■ Challenge
Quote all entries in full, exactly.

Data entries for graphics
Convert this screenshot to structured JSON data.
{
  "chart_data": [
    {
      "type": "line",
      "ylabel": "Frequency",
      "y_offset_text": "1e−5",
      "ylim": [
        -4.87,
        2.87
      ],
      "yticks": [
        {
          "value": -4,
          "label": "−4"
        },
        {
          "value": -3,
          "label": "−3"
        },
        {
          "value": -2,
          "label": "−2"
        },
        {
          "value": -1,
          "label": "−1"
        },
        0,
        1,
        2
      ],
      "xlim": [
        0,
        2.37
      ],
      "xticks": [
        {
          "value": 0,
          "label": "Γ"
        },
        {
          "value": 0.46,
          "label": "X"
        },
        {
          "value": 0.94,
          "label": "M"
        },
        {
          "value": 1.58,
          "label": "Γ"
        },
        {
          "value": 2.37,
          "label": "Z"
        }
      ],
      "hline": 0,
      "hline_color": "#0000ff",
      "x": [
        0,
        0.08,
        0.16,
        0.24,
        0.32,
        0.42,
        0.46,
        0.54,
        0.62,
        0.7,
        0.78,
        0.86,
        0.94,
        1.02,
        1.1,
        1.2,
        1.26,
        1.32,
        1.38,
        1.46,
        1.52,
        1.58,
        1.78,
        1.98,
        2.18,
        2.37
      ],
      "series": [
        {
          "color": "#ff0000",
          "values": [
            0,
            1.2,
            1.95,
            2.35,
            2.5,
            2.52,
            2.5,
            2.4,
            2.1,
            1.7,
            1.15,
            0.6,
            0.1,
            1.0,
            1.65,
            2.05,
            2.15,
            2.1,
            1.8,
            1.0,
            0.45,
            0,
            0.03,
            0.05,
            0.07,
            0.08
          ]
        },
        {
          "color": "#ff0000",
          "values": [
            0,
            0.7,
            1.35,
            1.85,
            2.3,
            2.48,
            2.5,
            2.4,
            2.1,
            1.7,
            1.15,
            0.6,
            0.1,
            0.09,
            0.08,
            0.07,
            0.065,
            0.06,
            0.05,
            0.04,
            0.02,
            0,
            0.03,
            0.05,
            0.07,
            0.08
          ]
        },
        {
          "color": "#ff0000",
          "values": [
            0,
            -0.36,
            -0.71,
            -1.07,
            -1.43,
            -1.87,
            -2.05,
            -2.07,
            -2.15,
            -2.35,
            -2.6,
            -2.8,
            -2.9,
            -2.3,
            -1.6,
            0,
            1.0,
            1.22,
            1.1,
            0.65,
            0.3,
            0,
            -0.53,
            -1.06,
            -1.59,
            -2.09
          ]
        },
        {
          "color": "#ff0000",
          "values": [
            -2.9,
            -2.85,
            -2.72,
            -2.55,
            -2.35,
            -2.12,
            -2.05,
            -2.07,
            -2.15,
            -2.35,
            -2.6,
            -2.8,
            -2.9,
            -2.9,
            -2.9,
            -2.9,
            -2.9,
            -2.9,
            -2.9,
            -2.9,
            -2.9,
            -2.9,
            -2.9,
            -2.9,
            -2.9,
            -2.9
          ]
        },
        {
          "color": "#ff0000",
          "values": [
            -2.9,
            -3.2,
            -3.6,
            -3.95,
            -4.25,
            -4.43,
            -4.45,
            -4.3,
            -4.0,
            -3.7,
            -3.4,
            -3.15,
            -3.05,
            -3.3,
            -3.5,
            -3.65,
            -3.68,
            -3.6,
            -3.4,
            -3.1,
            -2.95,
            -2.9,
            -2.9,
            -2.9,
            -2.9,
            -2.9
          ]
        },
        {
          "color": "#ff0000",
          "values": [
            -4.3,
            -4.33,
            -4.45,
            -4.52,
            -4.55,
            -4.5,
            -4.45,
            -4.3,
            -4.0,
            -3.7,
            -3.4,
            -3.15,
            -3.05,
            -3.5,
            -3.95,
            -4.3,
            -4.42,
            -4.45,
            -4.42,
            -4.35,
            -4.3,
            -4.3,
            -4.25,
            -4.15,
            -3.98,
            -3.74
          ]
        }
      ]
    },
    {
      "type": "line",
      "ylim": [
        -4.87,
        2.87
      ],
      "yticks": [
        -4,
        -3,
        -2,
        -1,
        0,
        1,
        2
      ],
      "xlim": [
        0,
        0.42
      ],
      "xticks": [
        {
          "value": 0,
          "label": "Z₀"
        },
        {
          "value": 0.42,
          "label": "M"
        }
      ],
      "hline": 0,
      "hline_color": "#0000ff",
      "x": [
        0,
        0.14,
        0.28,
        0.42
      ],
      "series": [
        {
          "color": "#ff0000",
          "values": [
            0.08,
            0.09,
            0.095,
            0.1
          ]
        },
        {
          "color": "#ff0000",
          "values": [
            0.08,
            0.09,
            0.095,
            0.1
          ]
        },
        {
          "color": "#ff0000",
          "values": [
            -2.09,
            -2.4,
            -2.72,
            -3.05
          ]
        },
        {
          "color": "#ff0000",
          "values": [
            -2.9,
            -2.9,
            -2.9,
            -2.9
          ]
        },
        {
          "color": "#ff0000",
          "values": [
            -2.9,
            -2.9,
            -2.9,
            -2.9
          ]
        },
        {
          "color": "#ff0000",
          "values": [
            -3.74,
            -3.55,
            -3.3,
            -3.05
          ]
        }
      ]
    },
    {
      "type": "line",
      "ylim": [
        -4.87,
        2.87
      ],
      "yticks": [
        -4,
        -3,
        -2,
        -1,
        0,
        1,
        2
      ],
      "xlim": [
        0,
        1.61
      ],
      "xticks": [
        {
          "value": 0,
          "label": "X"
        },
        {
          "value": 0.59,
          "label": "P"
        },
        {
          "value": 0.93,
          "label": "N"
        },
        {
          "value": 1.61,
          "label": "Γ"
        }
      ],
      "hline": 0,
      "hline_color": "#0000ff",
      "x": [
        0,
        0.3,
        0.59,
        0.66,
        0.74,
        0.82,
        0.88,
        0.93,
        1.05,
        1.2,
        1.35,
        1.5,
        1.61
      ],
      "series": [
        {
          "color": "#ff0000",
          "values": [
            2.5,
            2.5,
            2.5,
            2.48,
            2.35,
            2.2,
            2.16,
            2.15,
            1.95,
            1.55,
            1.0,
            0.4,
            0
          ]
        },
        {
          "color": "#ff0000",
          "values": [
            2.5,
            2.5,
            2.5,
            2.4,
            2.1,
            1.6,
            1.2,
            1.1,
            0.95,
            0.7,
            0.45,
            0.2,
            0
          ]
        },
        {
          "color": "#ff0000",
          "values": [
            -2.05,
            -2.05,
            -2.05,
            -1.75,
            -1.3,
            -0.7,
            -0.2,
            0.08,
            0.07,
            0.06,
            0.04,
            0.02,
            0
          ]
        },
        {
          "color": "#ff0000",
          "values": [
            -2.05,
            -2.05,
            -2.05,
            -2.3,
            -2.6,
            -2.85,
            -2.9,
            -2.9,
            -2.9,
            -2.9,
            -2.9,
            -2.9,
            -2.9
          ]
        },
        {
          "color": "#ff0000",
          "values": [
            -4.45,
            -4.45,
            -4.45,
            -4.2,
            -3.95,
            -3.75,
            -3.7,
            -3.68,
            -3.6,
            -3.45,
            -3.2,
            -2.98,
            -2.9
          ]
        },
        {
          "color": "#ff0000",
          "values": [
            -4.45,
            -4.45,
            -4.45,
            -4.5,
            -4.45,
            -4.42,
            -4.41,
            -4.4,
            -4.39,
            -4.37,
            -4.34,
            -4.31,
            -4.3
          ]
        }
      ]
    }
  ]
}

■ Exercise answer
Convert this screenshot to structured JSON data.
{
  "chart_data": [
    {
      "type": "line",
      "ylabel": "Frequency",
      "y_offset_text": "1e−5",
      "ylim": [
        -4.87,
        2.87
      ],
      "yticks": [
        {
          "value": -4,
          "label": "−4"
        },
        {
          "value": -3,
          "label": "−3"
        },
        {
          "value": -2,
          "label": "−2"
        },
        {
          "value": -1,
          "label": "−1"
        },
        0,
        1,
        2
      ],
      "xlim": [
        0,
        2.37
      ],
      "xticks": [
        {
          "value": 0,
          "label": "Γ"
        },
        {
          "value": 0.46,
          "label": "X"
        },
        {
          "value": 0.94,
          "label": "M"
        },
        {
          "value": 1.58,
          "label": "Γ"
        },
        {
          "value": 2.37,
          "label": "Z"
        }
      ],
      "hline": 0,
      "hline_color": "#0000ff",
      "x": [
        0,
        0.08,
        0.16,
        0.24,
        0.32,
        0.42,
        0.46,
        0.54,
        0.62,
        0.7,
        0.78,
        0.86,
        0.94,
        1.02,
        1.1,
        1.2,
        1.26,
        1.32,
        1.38,
        1.46,
        1.52,
        1.58,
        1.78,
        1.98,
        2.18,
        2.37
      ],
      "series": [
        {
          "color": "#ff0000",
          "values": [
            0,
            1.2,
            1.95,
            2.35,
            2.5,
            2.52,
            2.5,
            2.4,
            2.1,
            1.7,
            1.15,
            0.6,
            0.1,
            1.0,
            1.65,
            2.05,
            2.15,
            2.1,
            1.8,
            1.0,
            0.45,
            0,
            0.03,
            0.05,
            0.07,
            0.08
          ]
        },
        {
          "color": "#ff0000",
          "values": [
            0,
            0.7,
            1.35,
            1.85,
            2.3,
            2.48,
            2.5,
            2.4,
            2.1,
            1.7,
            1.15,
            0.6,
            0.1,
            0.09,
            0.08,
            0.07,
            0.065,
            0.06,
            0.05,
            0.04,
            0.02,
            0,
            0.03,
            0.05,
            0.07,
            0.08
          ]
        },
        {
          "color": "#ff0000",
          "values": [
            0,
            -0.36,
            -0.71,
            -1.07,
            -1.43,
            -1.87,
            -2.05,
            -2.07,
            -2.15,
            -2.35,
            -2.6,
            -2.8,
            -2.9,
            -2.3,
            -1.6,
            0,
            1.0,
            1.22,
            1.1,
            0.65,
            0.3,
            0,
            -0.53,
            -1.06,
            -1.59,
            -2.09
          ]
        },
        {
          "color": "#ff0000",
          "values": [
            -2.9,
            -2.85,
            -2.72,
            -2.55,
            -2.35,
            -2.12,
            -2.05,
            -2.07,
            -2.15,
            -2.35,
            -2.6,
            -2.8,
            -2.9,
            -2.9,
            -2.9,
            -2.9,
            -2.9,
            -2.9,
            -2.9,
            -2.9,
            -2.9,
            -2.9,
            -2.9,
            -2.9,
            -2.9,
            -2.9
          ]
        },
        {
          "color": "#ff0000",
          "values": [
            -2.9,
            -3.2,
            -3.6,
            -3.95,
            -4.25,
            -4.43,
            -4.45,
            -4.3,
            -4.0,
            -3.7,
            -3.4,
            -3.15,
            -3.05,
            -3.3,
            -3.5,
            -3.65,
            -3.68,
            -3.6,
            -3.4,
            -3.1,
            -2.95,
            -2.9,
            -2.9,
            -2.9,
            -2.9,
            -2.9
          ]
        },
        {
          "color": "#ff0000",
          "values": [
            -4.3,
            -4.33,
            -4.45,
            -4.52,
            -4.55,
            -4.5,
            -4.45,
            -4.3,
            -4.0,
            -3.7,
            -3.4,
            -3.15,
            -3.05,
            -3.5,
            -3.95,
            -4.3,
            -4.42,
            -4.45,
            -4.42,
            -4.35,
            -4.3,
            -4.3,
            -4.25,
            -4.15,
            -3.98,
            -3.74
          ]
        }
      ]
    },
    {
      "type": "line",
      "ylim": [
        -4.87,
        2.87
      ],
      "yticks": [
        -4,
        -3,
        -2,
        -1,
        0,
        1,
        2
      ],
      "xlim": [
        0,
        0.42
      ],
      "xticks": [
        {
          "value": 0,
          "label": "Z₀"
        },
        {
          "value": 0.42,
          "label": "M"
        }
      ],
      "hline": 0,
      "hline_color": "#0000ff",
      "x": [
        0,
        0.14,
        0.28,
        0.42
      ],
      "series": [
        {
          "color": "#ff0000",
          "values": [
            0.08,
            0.09,
            0.095,
            0.1
          ]
        },
        {
          "color": "#ff0000",
          "values": [
            0.08,
            0.09,
            0.095,
            0.1
          ]
        },
        {
          "color": "#ff0000",
          "values": [
            -2.09,
            -2.4,
            -2.72,
            -3.05
          ]
        },
        {
          "color": "#ff0000",
          "values": [
            -2.9,
            -2.9,
            -2.9,
            -2.9
          ]
        },
        {
          "color": "#ff0000",
          "values": [
            -2.9,
            -2.9,
            -2.9,
            -2.9
          ]
        },
        {
          "color": "#ff0000",
          "values": [
            -3.74,
            -3.55,
            -3.3,
            -3.05
          ]
        }
      ]
    },
    {
      "type": "line",
      "ylim": [
        -4.87,
        2.87
      ],
      "yticks": [
        -4,
        -3,
        -2,
        -1,
        0,
        1,
        2
      ],
      "xlim": [
        0,
        1.61
      ],
      "xticks": [
        {
          "value": 0,
          "label": "X"
        },
        {
          "value": 0.59,
          "label": "P"
        },
        {
          "value": 0.93,
          "label": "N"
        },
        {
          "value": 1.61,
          "label": "Γ"
        }
      ],
      "hline": 0,
      "hline_color": "#0000ff",
      "x": [
        0,
        0.3,
        0.59,
        0.66,
        0.74,
        0.82,
        0.88,
        0.93,
        1.05,
        1.2,
        1.35,
        1.5,
        1.61
      ],
      "series": [
        {
          "color": "#ff0000",
          "values": [
            2.5,
            2.5,
            2.5,
            2.48,
            2.35,
            2.2,
            2.16,
            2.15,
            1.95,
            1.55,
            1.0,
            0.4,
            0
          ]
        },
        {
          "color": "#ff0000",
          "values": [
            2.5,
            2.5,
            2.5,
            2.4,
            2.1,
            1.6,
            1.2,
            1.1,
            0.95,
            0.7,
            0.45,
            0.2,
            0
          ]
        },
        {
          "color": "#ff0000",
          "values": [
            -2.05,
            -2.05,
            -2.05,
            -1.75,
            -1.3,
            -0.7,
            -0.2,
            0.08,
            0.07,
            0.06,
            0.04,
            0.02,
            0
          ]
        },
        {
          "color": "#ff0000",
          "values": [
            -2.05,
            -2.05,
            -2.05,
            -2.3,
            -2.6,
            -2.85,
            -2.9,
            -2.9,
            -2.9,
            -2.9,
            -2.9,
            -2.9,
            -2.9
          ]
        },
        {
          "color": "#ff0000",
          "values": [
            -4.45,
            -4.45,
            -4.45,
            -4.2,
            -3.95,
            -3.75,
            -3.7,
            -3.68,
            -3.6,
            -3.45,
            -3.2,
            -2.98,
            -2.9
          ]
        },
        {
          "color": "#ff0000",
          "values": [
            -4.45,
            -4.45,
            -4.45,
            -4.5,
            -4.45,
            -4.42,
            -4.41,
            -4.4,
            -4.39,
            -4.37,
            -4.34,
            -4.31,
            -4.3
          ]
        }
      ]
    }
  ]
}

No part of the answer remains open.